_Do this_
Go through the material and write it all out exactly, minus the pictures.

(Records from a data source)
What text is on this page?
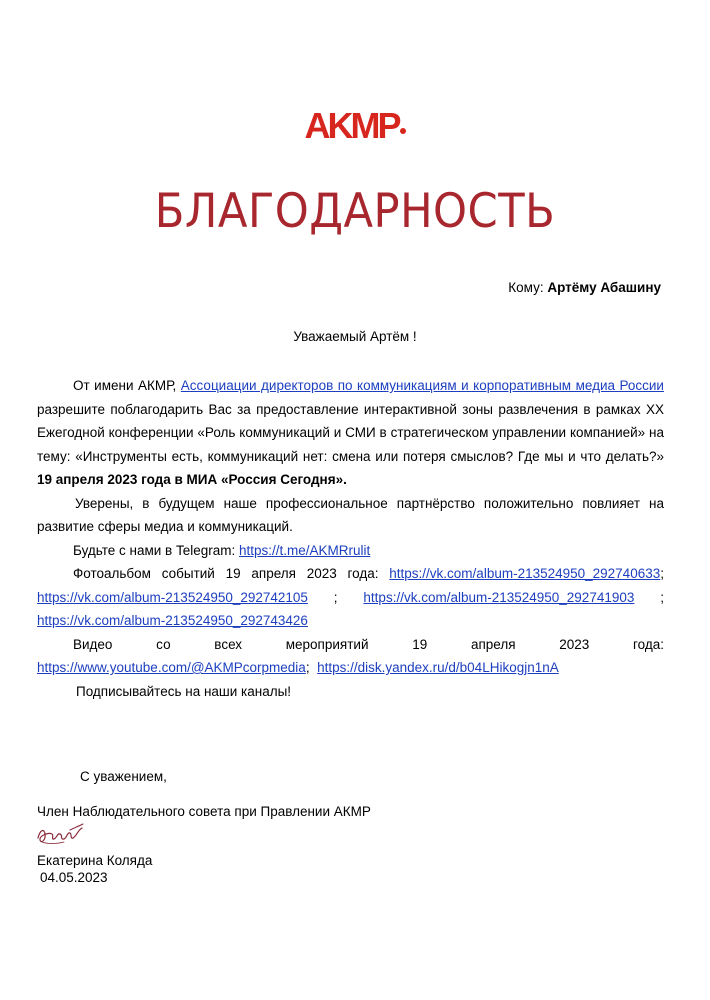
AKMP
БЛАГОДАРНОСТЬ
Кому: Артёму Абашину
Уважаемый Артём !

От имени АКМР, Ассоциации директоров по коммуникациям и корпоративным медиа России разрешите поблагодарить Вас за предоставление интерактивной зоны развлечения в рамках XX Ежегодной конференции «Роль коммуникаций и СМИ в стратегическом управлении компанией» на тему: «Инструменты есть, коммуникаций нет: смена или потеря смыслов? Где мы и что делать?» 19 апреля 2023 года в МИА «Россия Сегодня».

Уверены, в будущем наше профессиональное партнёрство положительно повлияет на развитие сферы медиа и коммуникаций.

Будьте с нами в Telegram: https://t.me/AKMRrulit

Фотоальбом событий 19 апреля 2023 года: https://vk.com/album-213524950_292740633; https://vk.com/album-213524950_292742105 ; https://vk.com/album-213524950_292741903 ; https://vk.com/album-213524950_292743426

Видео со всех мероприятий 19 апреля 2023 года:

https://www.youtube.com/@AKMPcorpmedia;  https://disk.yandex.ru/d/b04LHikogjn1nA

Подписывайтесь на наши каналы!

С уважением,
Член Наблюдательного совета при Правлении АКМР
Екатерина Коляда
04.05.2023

_Response_
What text is on this page?
AKMP
БЛАГОДАРНОСТЬ
Кому: Артёму Абашину
Уважаемый Артём !

От имени АКМР, Ассоциации директоров по коммуникациям и корпоративным медиа России разрешите поблагодарить Вас за предоставление интерактивной зоны развлечения в рамках XX Ежегодной конференции «Роль коммуникаций и СМИ в стратегическом управлении компанией» на тему: «Инструменты есть, коммуникаций нет: смена или потеря смыслов? Где мы и что делать?» 19 апреля 2023 года в МИА «Россия Сегодня».

Уверены, в будущем наше профессиональное партнёрство положительно повлияет на развитие сферы медиа и коммуникаций.

Будьте с нами в Telegram: https://t.me/AKMRrulit

Фотоальбом событий 19 апреля 2023 года: https://vk.com/album-213524950_292740633; https://vk.com/album-213524950_292742105 ; https://vk.com/album-213524950_292741903 ; https://vk.com/album-213524950_292743426

Видео со всех мероприятий 19 апреля 2023 года:

https://www.youtube.com/@AKMPcorpmedia;  https://disk.yandex.ru/d/b04LHikogjn1nA

Подписывайтесь на наши каналы!

С уважением,
Член Наблюдательного совета при Правлении АКМР
Екатерина Коляда
04.05.2023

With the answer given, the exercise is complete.